** Begin EXTRACTED RECORDS **

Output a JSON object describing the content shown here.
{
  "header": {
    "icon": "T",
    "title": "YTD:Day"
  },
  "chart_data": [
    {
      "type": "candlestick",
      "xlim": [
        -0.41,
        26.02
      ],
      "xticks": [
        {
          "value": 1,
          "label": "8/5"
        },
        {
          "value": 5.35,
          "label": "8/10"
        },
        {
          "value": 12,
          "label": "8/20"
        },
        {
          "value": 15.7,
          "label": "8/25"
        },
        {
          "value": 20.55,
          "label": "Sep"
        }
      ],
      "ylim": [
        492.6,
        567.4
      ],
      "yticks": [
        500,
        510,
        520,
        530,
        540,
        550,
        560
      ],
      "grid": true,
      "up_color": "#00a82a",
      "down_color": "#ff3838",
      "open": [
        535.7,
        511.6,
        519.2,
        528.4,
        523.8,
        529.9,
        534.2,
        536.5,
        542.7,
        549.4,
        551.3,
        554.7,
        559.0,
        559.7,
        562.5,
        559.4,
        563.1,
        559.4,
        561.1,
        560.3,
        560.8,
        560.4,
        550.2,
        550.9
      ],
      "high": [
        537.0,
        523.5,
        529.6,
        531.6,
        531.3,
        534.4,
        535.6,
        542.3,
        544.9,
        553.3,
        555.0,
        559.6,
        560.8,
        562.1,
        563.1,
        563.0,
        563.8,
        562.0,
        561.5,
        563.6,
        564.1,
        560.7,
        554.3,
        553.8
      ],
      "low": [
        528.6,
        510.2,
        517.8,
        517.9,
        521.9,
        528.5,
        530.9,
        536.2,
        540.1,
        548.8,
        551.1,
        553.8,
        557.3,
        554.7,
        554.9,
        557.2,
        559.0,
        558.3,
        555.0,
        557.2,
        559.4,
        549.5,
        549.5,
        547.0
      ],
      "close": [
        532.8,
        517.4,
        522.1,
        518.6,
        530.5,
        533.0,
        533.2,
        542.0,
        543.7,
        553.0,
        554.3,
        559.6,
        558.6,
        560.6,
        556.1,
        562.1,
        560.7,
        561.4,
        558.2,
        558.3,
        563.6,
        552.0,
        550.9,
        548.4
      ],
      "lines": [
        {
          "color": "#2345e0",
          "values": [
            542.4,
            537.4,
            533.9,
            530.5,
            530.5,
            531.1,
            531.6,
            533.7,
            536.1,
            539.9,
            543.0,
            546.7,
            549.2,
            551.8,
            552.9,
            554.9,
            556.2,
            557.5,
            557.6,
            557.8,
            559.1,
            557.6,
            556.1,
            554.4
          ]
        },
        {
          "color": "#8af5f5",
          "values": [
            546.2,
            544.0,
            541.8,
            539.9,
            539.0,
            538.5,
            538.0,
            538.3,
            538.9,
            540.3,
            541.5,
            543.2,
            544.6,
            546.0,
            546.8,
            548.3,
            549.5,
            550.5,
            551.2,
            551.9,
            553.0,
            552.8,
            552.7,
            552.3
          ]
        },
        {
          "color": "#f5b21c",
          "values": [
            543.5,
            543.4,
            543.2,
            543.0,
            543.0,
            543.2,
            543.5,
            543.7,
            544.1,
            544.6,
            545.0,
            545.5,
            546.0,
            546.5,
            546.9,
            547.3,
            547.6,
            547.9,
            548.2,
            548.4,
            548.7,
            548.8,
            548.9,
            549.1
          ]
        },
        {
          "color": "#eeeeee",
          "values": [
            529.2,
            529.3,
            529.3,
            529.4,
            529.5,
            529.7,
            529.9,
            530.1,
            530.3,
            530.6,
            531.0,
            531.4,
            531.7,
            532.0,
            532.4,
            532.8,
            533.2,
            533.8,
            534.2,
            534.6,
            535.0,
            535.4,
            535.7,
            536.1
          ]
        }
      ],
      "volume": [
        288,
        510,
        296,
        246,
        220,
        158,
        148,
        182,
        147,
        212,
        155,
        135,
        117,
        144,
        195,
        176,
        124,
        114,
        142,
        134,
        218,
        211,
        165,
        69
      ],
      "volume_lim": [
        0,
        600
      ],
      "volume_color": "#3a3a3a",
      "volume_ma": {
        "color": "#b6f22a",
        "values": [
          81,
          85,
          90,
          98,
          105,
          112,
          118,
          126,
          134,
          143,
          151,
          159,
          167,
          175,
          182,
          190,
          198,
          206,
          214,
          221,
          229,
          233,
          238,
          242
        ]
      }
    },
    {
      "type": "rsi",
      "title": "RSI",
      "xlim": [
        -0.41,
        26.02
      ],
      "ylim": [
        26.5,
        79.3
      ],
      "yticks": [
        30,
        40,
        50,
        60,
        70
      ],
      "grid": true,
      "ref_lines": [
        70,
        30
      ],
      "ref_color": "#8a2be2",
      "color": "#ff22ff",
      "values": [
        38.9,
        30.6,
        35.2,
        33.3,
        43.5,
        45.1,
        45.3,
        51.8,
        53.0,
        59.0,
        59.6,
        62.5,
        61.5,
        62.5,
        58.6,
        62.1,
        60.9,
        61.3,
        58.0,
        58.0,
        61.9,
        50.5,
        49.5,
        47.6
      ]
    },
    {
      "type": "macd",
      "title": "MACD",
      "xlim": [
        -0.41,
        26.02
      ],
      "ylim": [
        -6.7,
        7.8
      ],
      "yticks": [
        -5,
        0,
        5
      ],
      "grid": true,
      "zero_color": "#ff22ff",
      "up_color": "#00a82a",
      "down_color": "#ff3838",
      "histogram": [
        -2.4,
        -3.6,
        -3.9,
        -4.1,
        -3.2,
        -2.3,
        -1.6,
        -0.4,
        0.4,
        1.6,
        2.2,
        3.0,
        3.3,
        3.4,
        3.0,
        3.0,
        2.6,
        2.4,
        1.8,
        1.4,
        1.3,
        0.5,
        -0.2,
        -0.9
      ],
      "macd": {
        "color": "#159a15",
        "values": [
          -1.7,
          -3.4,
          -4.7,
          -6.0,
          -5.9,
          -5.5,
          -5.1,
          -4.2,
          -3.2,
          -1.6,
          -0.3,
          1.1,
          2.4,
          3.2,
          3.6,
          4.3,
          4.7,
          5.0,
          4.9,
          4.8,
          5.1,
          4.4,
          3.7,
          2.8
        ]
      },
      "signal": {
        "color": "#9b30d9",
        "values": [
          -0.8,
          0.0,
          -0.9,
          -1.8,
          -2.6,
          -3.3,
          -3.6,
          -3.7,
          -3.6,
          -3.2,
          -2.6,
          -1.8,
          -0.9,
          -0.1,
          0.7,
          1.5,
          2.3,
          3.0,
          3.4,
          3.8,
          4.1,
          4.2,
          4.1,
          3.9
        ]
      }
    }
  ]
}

** End EXTRACTED RECORDS **

_EXERCISE INSTRUCTIONS_
Write out every line of the preceding listing that contains "label".

_WRITTEN RESPONSE_
          "label": "8/5"
          "label": "8/10"
          "label": "8/20"
          "label": "8/25"
          "label": "Sep"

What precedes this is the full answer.